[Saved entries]
+ + + + +

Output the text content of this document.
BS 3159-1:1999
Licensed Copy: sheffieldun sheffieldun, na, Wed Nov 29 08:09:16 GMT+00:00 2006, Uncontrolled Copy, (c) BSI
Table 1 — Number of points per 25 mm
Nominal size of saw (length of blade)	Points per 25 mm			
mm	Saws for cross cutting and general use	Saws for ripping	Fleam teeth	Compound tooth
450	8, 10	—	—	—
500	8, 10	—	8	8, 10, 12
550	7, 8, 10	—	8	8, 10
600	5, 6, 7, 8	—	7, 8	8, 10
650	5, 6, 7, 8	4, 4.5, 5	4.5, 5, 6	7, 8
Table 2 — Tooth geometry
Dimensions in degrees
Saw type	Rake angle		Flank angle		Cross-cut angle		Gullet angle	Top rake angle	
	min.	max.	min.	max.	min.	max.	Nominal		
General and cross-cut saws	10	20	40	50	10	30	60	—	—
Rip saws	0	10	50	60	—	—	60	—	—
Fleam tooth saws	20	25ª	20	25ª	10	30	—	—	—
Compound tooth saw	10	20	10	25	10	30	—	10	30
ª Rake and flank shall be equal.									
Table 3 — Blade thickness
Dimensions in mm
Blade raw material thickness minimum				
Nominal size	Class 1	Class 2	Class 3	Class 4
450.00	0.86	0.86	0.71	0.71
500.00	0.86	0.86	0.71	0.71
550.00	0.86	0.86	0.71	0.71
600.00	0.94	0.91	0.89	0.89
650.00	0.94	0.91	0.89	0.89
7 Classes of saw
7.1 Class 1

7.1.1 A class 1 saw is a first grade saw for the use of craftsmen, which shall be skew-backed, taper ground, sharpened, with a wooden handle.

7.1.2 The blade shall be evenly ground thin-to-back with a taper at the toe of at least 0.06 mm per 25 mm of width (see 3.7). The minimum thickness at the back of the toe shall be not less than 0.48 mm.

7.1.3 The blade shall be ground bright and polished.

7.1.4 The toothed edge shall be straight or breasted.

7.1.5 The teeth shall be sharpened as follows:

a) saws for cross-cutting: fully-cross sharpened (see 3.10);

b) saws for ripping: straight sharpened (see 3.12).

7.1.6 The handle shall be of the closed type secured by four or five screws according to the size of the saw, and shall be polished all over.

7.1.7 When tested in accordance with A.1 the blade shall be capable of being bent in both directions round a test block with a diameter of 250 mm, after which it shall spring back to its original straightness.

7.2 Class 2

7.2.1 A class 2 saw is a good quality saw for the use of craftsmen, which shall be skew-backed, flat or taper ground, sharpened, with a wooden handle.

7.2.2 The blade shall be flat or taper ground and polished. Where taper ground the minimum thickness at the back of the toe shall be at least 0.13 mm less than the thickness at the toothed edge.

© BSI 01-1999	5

+ + + + +

Exercise instructions
Copy each line of the data exactly, leaving nothing out.

Solution for this problem
Output the text content of this document.
BS 3159-1:1999
Licensed Copy: sheffieldun sheffieldun, na, Wed Nov 29 08:09:16 GMT+00:00 2006, Uncontrolled Copy, (c) BSI
Table 1 — Number of points per 25 mm
Nominal size of saw (length of blade)	Points per 25 mm			
mm	Saws for cross cutting and general use	Saws for ripping	Fleam teeth	Compound tooth
450	8, 10	—	—	—
500	8, 10	—	8	8, 10, 12
550	7, 8, 10	—	8	8, 10
600	5, 6, 7, 8	—	7, 8	8, 10
650	5, 6, 7, 8	4, 4.5, 5	4.5, 5, 6	7, 8
Table 2 — Tooth geometry
Dimensions in degrees
Saw type	Rake angle		Flank angle		Cross-cut angle		Gullet angle	Top rake angle	
	min.	max.	min.	max.	min.	max.	Nominal		
General and cross-cut saws	10	20	40	50	10	30	60	—	—
Rip saws	0	10	50	60	—	—	60	—	—
Fleam tooth saws	20	25ª	20	25ª	10	30	—	—	—
Compound tooth saw	10	20	10	25	10	30	—	10	30
ª Rake and flank shall be equal.									
Table 3 — Blade thickness
Dimensions in mm
Blade raw material thickness minimum				
Nominal size	Class 1	Class 2	Class 3	Class 4
450.00	0.86	0.86	0.71	0.71
500.00	0.86	0.86	0.71	0.71
550.00	0.86	0.86	0.71	0.71
600.00	0.94	0.91	0.89	0.89
650.00	0.94	0.91	0.89	0.89
7 Classes of saw
7.1 Class 1

7.1.1 A class 1 saw is a first grade saw for the use of craftsmen, which shall be skew-backed, taper ground, sharpened, with a wooden handle.

7.1.2 The blade shall be evenly ground thin-to-back with a taper at the toe of at least 0.06 mm per 25 mm of width (see 3.7). The minimum thickness at the back of the toe shall be not less than 0.48 mm.

7.1.3 The blade shall be ground bright and polished.

7.1.4 The toothed edge shall be straight or breasted.

7.1.5 The teeth shall be sharpened as follows:

a) saws for cross-cutting: fully-cross sharpened (see 3.10);

b) saws for ripping: straight sharpened (see 3.12).

7.1.6 The handle shall be of the closed type secured by four or five screws according to the size of the saw, and shall be polished all over.

7.1.7 When tested in accordance with A.1 the blade shall be capable of being bent in both directions round a test block with a diameter of 250 mm, after which it shall spring back to its original straightness.

7.2 Class 2

7.2.1 A class 2 saw is a good quality saw for the use of craftsmen, which shall be skew-backed, flat or taper ground, sharpened, with a wooden handle.

7.2.2 The blade shall be flat or taper ground and polished. Where taper ground the minimum thickness at the back of the toe shall be at least 0.13 mm less than the thickness at the toothed edge.

© BSI 01-1999	5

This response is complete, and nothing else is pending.